Extracted records:

++++++++++

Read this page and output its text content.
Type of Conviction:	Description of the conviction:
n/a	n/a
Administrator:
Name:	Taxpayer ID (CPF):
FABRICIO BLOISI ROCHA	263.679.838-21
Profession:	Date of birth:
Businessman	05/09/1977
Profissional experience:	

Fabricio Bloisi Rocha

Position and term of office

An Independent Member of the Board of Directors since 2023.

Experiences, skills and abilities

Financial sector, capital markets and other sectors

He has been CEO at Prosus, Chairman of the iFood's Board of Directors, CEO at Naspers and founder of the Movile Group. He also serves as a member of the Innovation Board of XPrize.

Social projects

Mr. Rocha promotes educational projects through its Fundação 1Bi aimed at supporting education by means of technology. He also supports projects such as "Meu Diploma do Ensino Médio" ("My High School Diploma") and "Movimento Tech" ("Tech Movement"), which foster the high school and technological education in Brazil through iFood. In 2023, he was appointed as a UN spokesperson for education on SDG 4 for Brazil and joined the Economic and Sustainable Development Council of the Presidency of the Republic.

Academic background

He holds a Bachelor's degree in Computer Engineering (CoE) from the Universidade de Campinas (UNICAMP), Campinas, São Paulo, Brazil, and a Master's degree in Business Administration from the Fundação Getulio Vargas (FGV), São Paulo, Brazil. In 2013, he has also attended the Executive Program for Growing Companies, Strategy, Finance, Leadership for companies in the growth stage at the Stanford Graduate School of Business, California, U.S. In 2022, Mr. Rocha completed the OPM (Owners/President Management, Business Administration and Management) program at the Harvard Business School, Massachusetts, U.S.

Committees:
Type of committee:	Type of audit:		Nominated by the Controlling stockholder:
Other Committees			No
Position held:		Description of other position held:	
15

++++++++++

◆ STATED PROBLEM ◆
Each line above that holds the string "also" should be copied and shown.

◆ SOLUTION FOR THIS PROBLEM ◆
He has been CEO at Prosus, Chairman of the iFood's Board of Directors, CEO at Naspers and founder of the Movile Group. He also serves as a member of the Innovation Board of XPrize.
Mr. Rocha promotes educational projects through its Fundação 1Bi aimed at supporting education by means of technology. He also supports projects such as "Meu Diploma do Ensino Médio" ("My High School Diploma") and "Movimento Tech" ("Tech Movement"), which foster the high school and technological education in Brazil through iFood. In 2023, he was appointed as a UN spokesperson for education on SDG 4 for Brazil and joined the Economic and Sustainable Development Council of the Presidency of the Republic.
He holds a Bachelor's degree in Computer Engineering (CoE) from the Universidade de Campinas (UNICAMP), Campinas, São Paulo, Brazil, and a Master's degree in Business Administration from the Fundação Getulio Vargas (FGV), São Paulo, Brazil. In 2013, he has also attended the Executive Program for Growing Companies, Strategy, Finance, Leadership for companies in the growth stage at the Stanford Graduate School of Business, California, U.S. In 2022, Mr. Rocha completed the OPM (Owners/President Management, Business Administration and Management) program at the Harvard Business School, Massachusetts, U.S.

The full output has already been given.